[Data entries for graphics]
= = =

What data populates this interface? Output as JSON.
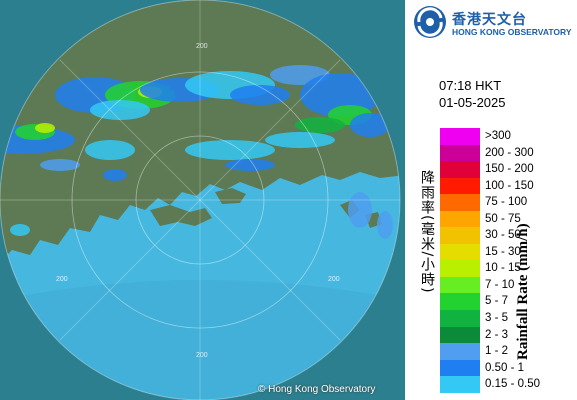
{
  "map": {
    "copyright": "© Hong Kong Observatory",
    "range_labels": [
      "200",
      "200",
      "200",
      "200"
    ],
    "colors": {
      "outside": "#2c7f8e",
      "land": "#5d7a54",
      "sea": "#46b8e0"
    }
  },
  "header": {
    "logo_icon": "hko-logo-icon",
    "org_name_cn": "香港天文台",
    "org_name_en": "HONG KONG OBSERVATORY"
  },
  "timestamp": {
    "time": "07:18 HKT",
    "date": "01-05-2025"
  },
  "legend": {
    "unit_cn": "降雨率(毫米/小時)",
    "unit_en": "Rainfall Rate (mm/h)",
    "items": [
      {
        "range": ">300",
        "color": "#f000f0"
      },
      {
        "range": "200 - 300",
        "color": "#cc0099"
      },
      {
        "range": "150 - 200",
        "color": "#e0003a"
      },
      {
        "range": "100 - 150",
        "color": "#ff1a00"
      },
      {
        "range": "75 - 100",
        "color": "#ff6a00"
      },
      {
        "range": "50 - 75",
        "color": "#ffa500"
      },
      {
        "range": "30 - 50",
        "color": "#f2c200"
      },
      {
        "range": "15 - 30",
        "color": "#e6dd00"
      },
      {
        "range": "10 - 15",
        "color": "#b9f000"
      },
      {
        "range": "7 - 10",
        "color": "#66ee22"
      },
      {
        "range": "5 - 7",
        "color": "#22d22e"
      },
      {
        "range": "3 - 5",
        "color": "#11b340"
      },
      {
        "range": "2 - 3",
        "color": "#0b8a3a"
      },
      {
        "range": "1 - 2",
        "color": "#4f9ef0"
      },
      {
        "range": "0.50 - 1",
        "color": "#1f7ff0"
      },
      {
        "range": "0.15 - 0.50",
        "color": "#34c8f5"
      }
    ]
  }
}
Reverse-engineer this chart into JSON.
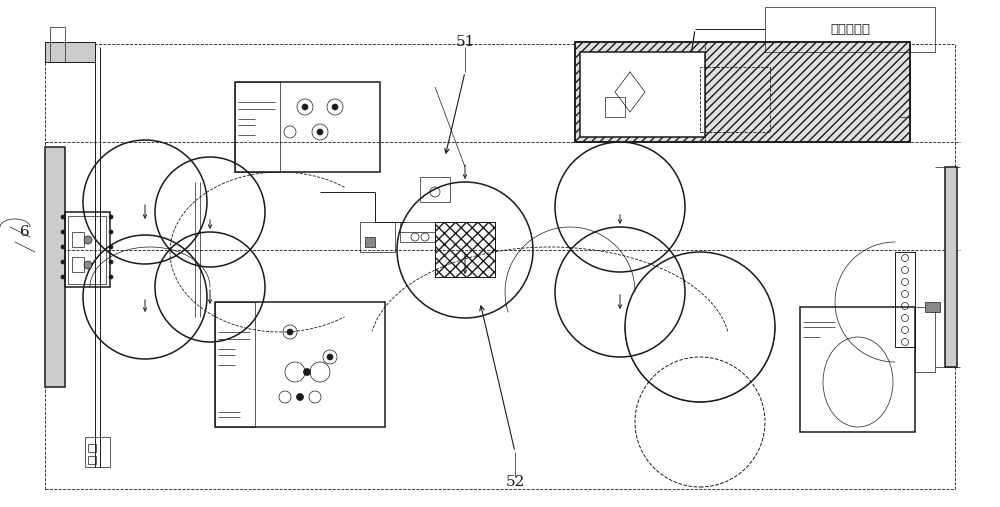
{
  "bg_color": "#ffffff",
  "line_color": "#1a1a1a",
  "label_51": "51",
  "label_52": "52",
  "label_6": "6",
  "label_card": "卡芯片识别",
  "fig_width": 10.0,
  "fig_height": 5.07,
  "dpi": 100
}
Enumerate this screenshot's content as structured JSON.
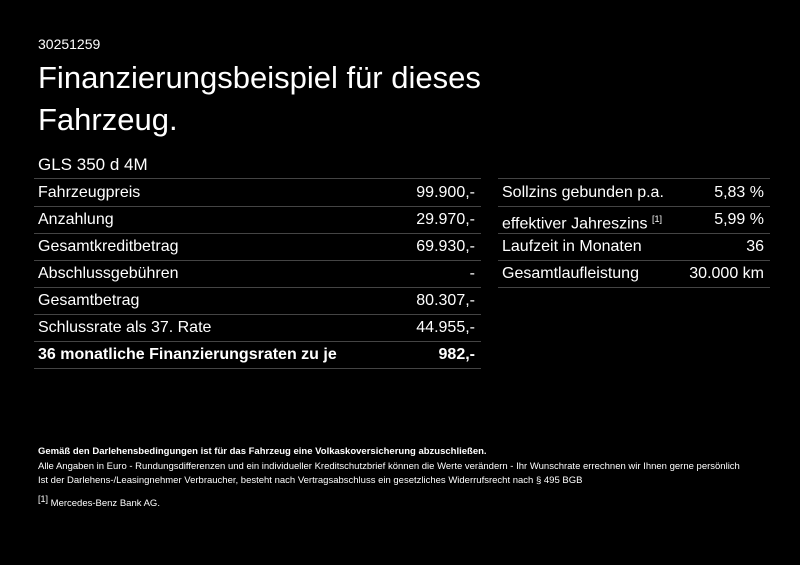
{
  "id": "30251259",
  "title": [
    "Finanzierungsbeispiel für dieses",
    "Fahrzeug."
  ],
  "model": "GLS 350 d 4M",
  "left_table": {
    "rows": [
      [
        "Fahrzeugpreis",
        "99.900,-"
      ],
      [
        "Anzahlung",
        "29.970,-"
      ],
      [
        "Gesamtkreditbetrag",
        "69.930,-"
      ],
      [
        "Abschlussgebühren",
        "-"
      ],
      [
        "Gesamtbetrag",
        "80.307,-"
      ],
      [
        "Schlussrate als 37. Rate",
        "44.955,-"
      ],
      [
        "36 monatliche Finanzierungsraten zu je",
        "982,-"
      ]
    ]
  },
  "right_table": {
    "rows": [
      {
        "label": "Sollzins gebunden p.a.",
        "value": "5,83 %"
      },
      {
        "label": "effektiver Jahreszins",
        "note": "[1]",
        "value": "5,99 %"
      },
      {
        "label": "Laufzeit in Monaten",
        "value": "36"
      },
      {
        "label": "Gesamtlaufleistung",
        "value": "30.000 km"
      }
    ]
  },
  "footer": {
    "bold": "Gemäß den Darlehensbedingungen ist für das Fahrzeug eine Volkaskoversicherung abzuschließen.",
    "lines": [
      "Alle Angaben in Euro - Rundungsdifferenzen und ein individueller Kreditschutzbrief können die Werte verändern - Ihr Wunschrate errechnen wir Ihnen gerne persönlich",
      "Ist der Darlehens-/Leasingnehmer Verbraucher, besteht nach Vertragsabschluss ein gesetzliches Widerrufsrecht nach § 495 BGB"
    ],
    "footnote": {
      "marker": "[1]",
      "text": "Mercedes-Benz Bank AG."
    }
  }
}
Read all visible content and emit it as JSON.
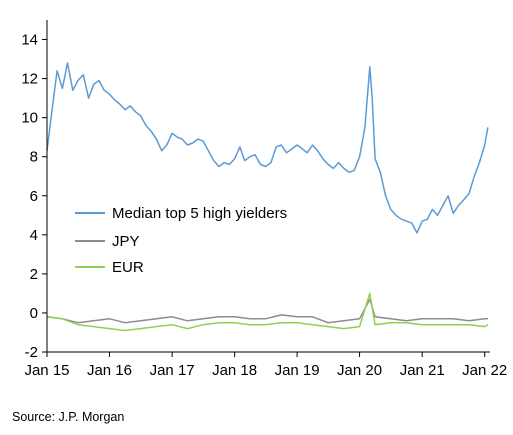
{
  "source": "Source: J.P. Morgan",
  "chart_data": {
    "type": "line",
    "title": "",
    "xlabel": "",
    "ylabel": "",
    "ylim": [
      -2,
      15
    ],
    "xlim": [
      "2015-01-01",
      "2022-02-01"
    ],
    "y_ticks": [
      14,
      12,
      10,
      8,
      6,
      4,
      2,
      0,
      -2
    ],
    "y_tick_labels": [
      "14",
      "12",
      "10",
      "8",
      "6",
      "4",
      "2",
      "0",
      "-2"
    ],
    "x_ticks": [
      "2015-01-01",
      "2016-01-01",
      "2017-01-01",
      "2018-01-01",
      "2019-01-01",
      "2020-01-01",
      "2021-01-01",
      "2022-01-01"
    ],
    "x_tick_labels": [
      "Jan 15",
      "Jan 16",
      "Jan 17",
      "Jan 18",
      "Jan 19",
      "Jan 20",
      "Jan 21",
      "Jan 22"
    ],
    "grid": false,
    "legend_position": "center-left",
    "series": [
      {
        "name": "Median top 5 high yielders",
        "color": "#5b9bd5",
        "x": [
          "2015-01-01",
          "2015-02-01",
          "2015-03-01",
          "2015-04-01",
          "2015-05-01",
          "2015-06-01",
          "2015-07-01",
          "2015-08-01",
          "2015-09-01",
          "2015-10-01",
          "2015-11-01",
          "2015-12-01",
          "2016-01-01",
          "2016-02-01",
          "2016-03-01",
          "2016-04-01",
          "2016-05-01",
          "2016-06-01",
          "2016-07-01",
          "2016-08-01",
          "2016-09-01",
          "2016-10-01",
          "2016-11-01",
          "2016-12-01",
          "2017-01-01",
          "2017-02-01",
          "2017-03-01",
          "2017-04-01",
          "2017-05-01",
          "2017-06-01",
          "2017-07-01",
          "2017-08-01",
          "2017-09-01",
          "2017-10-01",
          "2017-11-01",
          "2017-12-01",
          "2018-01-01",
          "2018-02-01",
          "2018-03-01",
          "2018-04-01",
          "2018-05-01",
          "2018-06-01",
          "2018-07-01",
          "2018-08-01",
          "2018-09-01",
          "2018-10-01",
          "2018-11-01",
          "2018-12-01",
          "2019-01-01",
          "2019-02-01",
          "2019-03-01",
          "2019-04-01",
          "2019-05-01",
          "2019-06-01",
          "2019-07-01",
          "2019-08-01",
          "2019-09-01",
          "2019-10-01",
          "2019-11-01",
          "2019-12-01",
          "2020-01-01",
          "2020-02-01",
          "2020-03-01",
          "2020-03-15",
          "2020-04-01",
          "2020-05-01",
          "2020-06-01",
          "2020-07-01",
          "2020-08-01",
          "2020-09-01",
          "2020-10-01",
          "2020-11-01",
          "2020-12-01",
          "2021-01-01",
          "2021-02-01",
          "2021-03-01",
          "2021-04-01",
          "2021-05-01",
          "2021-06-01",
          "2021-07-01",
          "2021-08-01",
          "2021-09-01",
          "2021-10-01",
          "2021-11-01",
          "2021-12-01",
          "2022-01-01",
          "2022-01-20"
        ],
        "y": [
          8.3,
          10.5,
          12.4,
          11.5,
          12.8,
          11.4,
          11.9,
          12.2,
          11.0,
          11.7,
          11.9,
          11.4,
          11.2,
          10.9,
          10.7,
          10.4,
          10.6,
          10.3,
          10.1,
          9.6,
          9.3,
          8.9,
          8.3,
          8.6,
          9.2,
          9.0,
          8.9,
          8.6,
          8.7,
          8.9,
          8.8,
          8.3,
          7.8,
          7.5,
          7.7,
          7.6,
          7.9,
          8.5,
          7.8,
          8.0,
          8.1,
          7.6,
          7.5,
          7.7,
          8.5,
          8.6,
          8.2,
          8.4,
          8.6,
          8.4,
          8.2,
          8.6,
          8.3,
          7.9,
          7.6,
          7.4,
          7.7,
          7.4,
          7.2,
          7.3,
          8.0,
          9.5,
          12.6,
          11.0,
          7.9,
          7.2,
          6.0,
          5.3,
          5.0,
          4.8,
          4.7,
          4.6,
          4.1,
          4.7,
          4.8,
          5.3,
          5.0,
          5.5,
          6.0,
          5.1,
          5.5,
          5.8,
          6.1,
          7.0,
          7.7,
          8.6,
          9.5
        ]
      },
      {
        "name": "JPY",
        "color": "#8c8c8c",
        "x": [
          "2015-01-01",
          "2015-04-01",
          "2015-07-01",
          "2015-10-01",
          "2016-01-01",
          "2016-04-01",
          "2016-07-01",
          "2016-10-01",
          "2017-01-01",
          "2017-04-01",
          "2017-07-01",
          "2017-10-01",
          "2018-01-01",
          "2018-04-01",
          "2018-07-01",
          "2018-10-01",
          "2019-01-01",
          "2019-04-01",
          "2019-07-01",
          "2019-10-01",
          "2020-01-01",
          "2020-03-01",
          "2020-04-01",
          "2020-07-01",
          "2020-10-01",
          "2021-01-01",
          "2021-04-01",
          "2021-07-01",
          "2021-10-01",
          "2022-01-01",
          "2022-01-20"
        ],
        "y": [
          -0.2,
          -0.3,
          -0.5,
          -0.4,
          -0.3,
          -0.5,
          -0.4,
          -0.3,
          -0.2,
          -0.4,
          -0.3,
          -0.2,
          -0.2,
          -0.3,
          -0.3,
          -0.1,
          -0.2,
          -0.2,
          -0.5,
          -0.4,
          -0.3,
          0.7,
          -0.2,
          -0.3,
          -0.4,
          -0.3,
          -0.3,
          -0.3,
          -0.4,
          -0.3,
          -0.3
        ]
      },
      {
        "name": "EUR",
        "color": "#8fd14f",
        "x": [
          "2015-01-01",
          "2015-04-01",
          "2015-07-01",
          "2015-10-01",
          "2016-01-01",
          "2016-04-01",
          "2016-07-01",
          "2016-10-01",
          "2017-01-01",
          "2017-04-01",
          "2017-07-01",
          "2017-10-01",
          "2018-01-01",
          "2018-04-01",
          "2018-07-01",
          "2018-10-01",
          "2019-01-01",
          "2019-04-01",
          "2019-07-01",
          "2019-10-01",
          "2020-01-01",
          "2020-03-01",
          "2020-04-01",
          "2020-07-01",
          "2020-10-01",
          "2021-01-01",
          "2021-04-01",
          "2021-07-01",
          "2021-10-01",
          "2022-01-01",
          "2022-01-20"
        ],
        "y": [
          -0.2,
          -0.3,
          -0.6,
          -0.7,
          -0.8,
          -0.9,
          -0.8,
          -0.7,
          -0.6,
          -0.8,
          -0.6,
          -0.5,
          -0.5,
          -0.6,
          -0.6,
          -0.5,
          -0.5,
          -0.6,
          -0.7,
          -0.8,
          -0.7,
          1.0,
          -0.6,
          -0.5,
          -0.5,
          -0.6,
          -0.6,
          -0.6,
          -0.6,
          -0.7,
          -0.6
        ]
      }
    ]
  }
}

= = =

Write out every line of the entries that holds the word "this".

What data populates this interface? Output as JSON.
Reverse-engineer this chart into JSON.
Enumerate this screenshot's content as structured JSON.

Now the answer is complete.